## DESCRIPTION OF THE TASK
Search the material and gather each line with "Hotel" in it.

## DATASET ENTRIES
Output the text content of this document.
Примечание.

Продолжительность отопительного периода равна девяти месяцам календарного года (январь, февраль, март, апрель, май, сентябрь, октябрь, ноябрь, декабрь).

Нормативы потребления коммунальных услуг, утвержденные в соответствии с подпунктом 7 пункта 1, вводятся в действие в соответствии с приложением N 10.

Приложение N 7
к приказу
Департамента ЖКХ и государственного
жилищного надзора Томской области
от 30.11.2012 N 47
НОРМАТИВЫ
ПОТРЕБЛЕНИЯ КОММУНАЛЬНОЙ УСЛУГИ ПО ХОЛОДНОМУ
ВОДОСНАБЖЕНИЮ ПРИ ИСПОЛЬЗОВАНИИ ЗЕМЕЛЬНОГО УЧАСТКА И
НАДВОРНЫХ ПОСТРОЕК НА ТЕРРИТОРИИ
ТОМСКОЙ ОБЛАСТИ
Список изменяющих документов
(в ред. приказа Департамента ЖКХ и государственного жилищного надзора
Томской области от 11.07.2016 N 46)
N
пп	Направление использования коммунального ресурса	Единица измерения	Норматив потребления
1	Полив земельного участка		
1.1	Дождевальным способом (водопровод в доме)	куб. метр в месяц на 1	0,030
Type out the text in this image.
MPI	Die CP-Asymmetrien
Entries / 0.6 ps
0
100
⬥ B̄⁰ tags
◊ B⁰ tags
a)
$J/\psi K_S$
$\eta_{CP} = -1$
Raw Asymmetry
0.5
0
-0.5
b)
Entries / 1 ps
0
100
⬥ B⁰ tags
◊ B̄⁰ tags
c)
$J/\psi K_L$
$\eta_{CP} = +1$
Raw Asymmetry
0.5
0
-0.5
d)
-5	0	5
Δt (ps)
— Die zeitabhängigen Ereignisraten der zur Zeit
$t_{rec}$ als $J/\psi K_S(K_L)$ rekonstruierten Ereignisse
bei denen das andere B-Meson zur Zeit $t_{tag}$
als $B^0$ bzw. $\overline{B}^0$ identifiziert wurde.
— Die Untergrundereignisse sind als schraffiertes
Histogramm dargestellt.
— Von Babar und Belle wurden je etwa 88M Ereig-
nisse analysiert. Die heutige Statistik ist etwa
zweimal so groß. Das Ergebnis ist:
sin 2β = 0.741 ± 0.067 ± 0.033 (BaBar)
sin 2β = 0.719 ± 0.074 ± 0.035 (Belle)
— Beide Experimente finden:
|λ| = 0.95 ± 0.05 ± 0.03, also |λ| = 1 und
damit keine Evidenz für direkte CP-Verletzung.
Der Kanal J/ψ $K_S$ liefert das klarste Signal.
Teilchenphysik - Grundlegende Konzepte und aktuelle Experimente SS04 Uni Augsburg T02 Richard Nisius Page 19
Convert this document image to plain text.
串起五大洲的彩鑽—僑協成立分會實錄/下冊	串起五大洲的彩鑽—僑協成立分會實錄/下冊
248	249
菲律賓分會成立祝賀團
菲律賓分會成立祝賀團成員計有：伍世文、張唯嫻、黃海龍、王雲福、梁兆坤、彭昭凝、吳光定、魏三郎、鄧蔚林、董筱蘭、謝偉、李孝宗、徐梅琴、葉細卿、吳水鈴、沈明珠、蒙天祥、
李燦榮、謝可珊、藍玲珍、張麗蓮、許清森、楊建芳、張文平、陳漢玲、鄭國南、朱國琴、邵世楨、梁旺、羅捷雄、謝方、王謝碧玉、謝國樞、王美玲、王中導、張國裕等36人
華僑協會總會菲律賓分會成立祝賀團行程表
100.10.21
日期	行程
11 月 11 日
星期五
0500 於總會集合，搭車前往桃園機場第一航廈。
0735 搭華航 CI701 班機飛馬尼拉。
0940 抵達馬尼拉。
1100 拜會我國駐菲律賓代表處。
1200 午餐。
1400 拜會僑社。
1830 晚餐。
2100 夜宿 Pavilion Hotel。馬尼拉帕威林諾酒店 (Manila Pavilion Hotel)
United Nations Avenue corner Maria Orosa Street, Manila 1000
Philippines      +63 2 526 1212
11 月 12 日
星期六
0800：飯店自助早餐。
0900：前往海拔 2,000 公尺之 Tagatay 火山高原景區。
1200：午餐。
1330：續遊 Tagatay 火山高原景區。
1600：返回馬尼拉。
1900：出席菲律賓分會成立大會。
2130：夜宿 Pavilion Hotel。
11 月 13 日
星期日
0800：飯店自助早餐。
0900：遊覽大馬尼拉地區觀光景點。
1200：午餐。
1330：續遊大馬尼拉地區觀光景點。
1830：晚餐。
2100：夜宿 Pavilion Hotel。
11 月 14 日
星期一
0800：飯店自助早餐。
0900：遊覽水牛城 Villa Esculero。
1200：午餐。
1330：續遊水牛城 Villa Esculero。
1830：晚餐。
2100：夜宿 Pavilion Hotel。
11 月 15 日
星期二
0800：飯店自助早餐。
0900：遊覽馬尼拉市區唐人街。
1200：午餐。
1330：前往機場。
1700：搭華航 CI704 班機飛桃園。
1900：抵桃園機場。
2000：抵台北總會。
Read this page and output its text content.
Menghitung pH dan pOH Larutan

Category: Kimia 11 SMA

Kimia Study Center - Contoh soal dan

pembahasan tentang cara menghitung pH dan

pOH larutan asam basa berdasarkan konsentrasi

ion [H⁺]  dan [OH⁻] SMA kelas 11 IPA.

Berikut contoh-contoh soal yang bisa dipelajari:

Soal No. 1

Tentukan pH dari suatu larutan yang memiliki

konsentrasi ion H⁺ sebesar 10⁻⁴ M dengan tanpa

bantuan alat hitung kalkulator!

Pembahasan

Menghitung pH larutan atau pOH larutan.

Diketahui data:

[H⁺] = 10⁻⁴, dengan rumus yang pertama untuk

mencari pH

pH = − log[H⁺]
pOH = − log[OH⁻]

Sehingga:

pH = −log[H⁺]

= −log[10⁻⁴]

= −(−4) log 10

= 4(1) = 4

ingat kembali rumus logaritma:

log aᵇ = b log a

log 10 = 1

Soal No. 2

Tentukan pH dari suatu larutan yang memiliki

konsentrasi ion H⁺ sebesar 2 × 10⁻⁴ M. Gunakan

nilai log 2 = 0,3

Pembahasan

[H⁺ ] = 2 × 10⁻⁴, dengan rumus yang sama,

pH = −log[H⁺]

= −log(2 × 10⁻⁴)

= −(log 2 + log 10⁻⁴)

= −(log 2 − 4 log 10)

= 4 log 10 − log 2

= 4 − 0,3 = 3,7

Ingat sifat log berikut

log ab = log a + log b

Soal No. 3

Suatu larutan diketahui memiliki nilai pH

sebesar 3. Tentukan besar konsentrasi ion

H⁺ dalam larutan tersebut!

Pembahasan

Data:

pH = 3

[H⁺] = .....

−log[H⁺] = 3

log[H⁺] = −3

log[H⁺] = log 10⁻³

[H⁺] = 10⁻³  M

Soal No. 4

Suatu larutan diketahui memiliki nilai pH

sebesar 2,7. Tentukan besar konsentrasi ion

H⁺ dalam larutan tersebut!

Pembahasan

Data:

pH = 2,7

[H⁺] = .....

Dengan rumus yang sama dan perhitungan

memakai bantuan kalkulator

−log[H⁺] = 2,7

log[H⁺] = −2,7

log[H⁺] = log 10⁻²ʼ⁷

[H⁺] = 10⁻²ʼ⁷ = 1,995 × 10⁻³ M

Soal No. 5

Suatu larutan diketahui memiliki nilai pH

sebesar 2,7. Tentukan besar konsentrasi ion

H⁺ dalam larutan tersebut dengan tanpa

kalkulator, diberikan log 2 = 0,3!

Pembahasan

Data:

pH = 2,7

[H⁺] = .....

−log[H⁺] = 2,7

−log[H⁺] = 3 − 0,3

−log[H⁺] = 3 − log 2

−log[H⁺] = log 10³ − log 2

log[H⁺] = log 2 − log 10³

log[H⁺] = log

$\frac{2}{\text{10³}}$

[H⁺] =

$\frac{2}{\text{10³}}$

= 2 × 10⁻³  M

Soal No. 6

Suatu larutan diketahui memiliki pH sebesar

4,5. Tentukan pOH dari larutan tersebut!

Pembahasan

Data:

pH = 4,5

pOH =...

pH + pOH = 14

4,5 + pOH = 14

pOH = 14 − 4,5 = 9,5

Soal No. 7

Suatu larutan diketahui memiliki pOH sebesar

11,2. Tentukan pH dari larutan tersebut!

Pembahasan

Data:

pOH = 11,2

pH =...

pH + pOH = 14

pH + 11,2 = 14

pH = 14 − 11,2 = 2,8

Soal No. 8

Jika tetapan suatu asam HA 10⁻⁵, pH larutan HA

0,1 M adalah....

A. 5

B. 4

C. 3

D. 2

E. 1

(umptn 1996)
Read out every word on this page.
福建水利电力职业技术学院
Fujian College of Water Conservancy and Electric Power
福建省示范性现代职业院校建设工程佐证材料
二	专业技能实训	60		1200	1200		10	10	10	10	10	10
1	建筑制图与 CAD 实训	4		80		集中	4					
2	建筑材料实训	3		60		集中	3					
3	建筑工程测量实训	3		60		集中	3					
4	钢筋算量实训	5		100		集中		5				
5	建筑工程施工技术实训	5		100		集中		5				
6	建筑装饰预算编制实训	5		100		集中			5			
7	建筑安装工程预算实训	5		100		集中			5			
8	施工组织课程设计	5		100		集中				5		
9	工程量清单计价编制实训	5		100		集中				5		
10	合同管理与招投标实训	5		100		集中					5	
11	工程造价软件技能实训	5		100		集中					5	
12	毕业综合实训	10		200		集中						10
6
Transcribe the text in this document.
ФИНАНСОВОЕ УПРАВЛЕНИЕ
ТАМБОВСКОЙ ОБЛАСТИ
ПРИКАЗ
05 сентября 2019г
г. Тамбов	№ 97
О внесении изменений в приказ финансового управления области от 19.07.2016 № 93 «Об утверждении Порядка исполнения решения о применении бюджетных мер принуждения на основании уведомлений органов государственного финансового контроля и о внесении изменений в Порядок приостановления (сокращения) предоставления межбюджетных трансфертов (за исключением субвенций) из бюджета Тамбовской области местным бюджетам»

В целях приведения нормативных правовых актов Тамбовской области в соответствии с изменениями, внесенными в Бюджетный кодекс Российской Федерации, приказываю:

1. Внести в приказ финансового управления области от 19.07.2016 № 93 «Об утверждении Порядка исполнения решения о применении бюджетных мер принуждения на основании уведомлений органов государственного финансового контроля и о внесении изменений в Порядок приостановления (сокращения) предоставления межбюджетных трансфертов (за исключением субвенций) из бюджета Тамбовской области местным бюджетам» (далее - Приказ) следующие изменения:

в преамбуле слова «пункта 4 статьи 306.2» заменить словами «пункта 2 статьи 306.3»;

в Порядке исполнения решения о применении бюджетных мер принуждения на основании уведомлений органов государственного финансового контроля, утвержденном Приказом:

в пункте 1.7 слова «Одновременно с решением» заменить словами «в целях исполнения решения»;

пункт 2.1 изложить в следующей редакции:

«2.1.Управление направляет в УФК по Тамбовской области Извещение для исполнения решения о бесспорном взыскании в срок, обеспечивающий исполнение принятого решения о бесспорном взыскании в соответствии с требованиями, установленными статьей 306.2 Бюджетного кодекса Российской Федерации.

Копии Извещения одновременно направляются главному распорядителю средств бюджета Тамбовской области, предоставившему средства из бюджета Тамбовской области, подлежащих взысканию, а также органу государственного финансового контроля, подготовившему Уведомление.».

## RESPONSE
2100 夜宿 Pavilion Hotel。馬尼拉帕威林諾酒店 (Manila Pavilion Hotel)
2130：夜宿 Pavilion Hotel。
2100：夜宿 Pavilion Hotel。
2100：夜宿 Pavilion Hotel。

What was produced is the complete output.